Determine how many lines contain the string "Участок" and reply with that number alone.

:: LISTED ENTRIES ::

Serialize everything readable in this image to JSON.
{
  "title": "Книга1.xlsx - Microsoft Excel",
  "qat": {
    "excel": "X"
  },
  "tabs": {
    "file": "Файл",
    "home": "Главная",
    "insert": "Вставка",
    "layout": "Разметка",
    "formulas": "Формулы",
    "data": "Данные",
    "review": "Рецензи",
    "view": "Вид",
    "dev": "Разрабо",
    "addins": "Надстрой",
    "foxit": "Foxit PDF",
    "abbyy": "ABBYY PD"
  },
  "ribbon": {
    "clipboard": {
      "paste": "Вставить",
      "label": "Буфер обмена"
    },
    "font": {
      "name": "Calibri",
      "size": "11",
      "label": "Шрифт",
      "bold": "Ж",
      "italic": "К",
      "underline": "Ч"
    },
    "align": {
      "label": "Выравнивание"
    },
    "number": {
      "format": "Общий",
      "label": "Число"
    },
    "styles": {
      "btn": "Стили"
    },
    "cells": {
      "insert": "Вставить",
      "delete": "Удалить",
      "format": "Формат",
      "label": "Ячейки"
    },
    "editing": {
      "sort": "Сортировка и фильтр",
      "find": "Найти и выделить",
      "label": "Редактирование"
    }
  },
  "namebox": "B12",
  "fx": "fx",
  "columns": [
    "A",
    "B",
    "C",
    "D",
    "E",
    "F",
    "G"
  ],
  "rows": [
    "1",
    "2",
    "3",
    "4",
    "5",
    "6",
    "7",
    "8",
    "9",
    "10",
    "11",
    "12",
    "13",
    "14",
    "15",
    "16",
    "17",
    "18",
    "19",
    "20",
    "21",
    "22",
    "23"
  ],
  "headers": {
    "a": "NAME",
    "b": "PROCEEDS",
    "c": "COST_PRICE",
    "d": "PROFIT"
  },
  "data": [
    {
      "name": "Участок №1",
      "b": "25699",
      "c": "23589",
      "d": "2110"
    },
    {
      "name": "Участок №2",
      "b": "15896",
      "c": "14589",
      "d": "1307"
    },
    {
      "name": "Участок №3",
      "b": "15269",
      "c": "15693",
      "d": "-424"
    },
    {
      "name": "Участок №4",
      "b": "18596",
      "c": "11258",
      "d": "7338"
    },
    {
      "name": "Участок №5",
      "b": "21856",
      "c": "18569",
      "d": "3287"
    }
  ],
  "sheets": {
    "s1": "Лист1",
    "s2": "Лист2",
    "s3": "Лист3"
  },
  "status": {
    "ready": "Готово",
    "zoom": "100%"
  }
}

:::

> **SOLUTION TO THIS EXERCISE**: 5